* START Dataset extract *
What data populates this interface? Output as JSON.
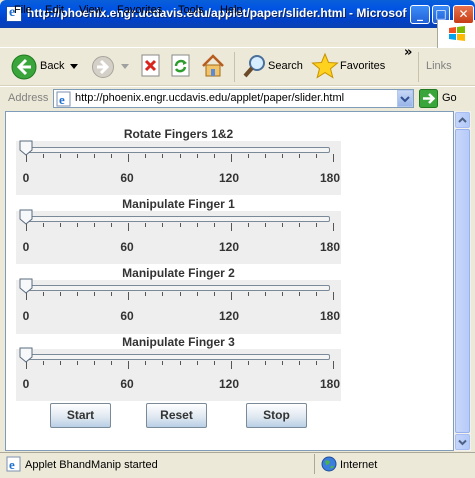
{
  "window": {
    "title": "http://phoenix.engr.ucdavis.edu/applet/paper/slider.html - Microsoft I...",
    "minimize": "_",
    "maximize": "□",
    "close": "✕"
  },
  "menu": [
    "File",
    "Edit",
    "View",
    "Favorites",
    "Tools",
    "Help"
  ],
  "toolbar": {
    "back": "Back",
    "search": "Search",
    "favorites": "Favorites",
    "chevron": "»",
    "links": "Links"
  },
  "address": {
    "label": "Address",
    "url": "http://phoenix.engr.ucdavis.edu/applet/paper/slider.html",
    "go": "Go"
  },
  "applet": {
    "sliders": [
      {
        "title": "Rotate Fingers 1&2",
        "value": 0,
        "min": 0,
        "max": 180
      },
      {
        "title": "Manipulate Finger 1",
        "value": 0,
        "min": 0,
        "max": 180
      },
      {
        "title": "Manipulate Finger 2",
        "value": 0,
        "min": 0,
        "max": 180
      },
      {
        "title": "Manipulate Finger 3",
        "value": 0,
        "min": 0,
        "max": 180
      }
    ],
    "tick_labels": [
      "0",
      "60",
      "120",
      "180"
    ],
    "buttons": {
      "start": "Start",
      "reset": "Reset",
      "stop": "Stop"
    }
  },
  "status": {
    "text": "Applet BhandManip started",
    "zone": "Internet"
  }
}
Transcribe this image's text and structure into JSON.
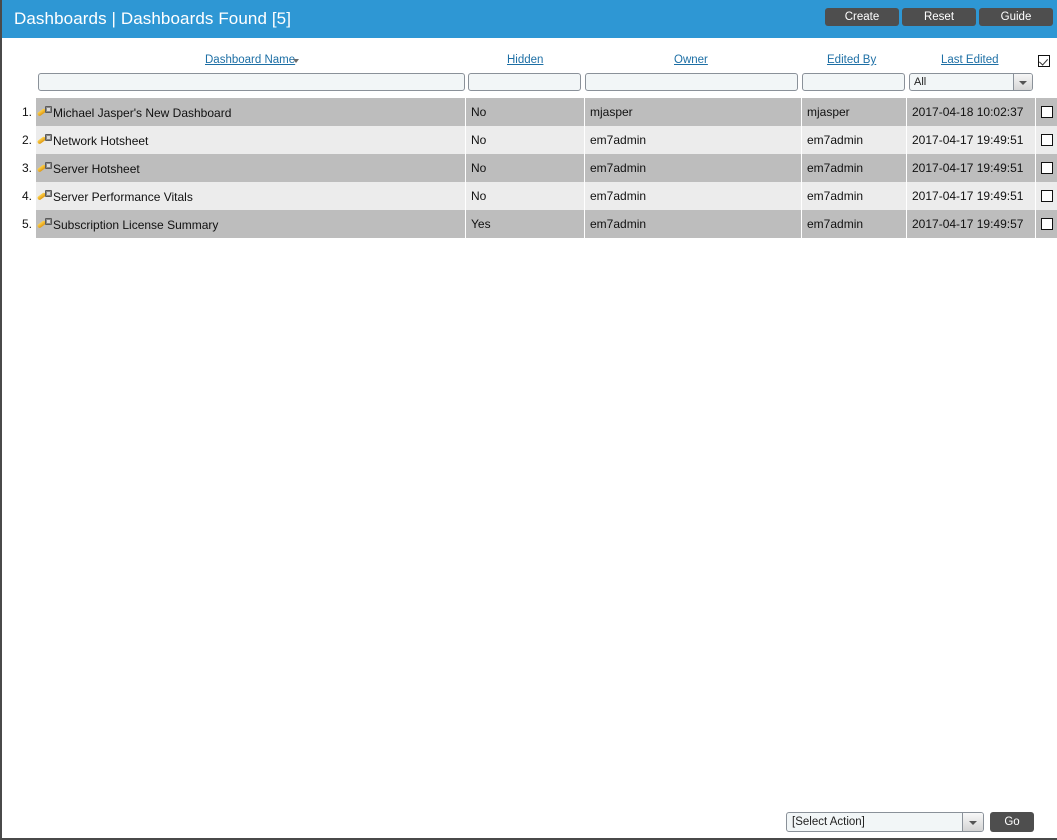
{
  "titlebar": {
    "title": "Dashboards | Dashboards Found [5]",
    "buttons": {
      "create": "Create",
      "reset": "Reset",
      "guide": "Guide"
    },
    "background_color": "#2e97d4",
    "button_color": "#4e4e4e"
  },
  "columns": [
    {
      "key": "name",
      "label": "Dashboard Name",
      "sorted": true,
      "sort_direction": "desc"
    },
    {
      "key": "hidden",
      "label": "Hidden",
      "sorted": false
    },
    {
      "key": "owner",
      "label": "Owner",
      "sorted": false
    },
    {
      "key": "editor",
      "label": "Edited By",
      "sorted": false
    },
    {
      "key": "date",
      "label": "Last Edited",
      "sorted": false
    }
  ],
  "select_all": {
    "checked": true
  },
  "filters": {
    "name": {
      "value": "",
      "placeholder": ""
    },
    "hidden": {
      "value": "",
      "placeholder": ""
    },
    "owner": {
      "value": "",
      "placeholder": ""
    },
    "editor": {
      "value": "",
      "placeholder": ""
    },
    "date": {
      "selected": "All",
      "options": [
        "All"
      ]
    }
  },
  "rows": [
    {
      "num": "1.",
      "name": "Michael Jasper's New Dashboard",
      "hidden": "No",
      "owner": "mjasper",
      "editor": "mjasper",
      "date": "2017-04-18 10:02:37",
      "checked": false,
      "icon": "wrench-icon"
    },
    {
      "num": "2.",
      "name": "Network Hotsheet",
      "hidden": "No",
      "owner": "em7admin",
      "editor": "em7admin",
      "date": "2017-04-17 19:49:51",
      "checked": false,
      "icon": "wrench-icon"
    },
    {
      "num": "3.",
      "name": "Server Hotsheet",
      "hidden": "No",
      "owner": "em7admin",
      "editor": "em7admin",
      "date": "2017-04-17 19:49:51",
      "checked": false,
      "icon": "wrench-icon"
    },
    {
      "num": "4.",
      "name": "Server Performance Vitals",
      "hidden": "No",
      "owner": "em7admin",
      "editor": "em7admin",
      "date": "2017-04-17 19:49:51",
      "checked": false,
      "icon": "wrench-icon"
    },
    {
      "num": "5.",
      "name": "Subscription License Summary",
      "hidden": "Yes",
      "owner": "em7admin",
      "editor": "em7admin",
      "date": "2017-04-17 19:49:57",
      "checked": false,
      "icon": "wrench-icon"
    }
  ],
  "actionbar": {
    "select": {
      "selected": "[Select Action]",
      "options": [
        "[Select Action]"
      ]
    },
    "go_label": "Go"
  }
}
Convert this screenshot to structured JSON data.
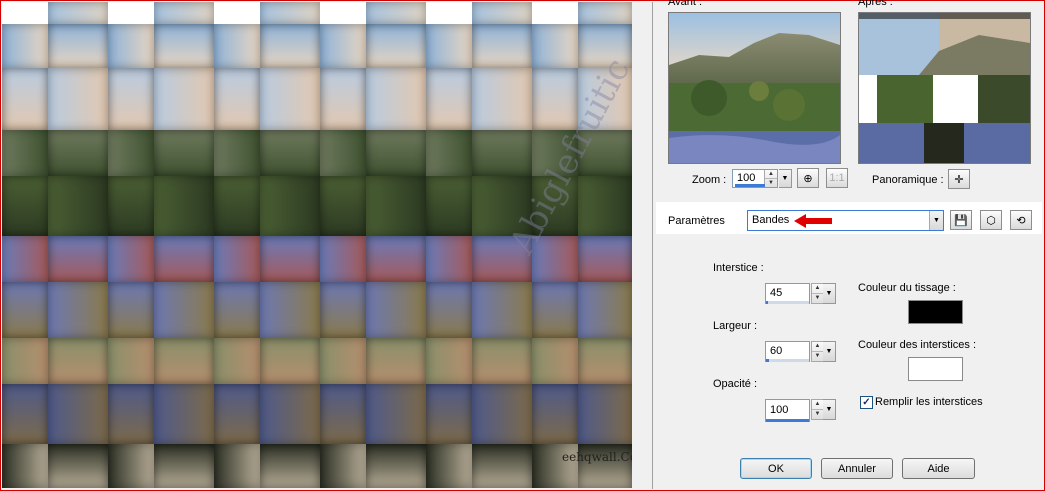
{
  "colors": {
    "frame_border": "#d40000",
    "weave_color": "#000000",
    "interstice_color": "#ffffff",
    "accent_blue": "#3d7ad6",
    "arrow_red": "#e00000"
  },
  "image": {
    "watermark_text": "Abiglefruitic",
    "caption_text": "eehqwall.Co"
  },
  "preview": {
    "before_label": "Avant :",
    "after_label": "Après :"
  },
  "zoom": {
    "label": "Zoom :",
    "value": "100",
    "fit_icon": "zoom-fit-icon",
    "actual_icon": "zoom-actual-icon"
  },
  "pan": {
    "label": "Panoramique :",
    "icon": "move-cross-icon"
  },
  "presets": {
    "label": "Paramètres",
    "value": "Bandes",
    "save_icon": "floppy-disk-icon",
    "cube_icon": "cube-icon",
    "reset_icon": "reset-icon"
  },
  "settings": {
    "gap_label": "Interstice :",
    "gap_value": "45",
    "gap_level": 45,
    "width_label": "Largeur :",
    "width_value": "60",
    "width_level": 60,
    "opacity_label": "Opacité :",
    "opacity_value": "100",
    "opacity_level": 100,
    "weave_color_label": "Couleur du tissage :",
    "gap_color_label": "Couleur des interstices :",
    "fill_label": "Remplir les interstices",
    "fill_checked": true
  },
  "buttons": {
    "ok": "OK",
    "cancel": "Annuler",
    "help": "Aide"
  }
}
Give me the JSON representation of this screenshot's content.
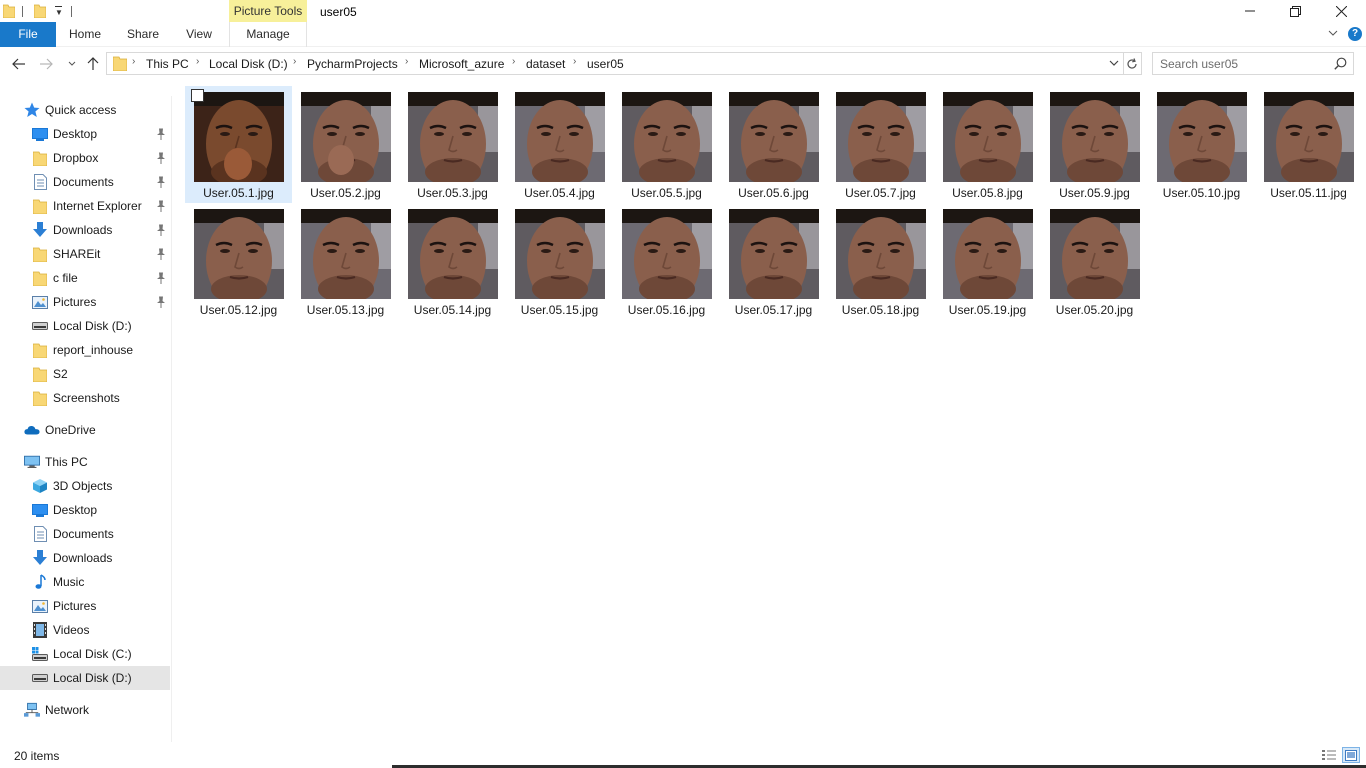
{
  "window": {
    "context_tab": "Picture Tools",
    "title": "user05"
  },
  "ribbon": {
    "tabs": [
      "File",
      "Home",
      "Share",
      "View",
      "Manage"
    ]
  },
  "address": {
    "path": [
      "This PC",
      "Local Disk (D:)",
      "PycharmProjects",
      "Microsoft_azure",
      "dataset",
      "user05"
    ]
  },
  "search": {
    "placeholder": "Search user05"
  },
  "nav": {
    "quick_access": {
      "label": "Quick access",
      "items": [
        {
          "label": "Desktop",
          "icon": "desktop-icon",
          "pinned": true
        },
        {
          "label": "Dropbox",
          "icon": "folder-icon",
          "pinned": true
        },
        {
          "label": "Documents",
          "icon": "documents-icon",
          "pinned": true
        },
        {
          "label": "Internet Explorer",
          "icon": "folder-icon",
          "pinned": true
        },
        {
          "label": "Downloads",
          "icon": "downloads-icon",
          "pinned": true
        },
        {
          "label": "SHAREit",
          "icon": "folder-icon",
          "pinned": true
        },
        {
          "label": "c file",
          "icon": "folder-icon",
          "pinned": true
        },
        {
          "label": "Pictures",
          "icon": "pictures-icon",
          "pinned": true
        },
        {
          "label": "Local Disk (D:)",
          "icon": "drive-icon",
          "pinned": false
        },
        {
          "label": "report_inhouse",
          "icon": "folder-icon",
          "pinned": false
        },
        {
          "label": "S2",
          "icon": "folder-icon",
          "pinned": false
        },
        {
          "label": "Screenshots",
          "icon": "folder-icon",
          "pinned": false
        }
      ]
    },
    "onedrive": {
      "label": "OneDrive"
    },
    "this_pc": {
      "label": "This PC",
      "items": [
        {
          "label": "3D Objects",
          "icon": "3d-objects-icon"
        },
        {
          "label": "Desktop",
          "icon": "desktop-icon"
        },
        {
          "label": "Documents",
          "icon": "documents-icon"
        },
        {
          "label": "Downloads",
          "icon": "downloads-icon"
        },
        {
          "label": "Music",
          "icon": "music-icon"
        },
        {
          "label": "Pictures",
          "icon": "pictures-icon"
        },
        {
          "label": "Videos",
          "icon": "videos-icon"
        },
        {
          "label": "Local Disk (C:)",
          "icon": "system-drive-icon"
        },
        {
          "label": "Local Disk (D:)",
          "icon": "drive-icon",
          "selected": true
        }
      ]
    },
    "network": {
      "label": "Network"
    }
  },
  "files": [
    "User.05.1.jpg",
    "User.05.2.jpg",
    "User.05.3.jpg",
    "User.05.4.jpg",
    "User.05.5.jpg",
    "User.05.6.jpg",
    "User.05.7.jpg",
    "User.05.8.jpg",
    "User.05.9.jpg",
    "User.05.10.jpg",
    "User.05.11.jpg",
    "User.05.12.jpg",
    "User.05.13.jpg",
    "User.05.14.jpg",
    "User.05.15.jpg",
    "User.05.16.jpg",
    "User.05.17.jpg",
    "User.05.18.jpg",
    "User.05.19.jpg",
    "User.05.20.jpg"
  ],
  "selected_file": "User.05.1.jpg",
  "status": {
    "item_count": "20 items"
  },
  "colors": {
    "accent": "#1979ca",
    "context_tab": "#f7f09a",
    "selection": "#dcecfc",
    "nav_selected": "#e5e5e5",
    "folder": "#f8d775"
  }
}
* END Dataset extract *
▶ [What to work on]
Tell how many lines above contain the word "Server". Give the number alone.

▶ [Complete output]
2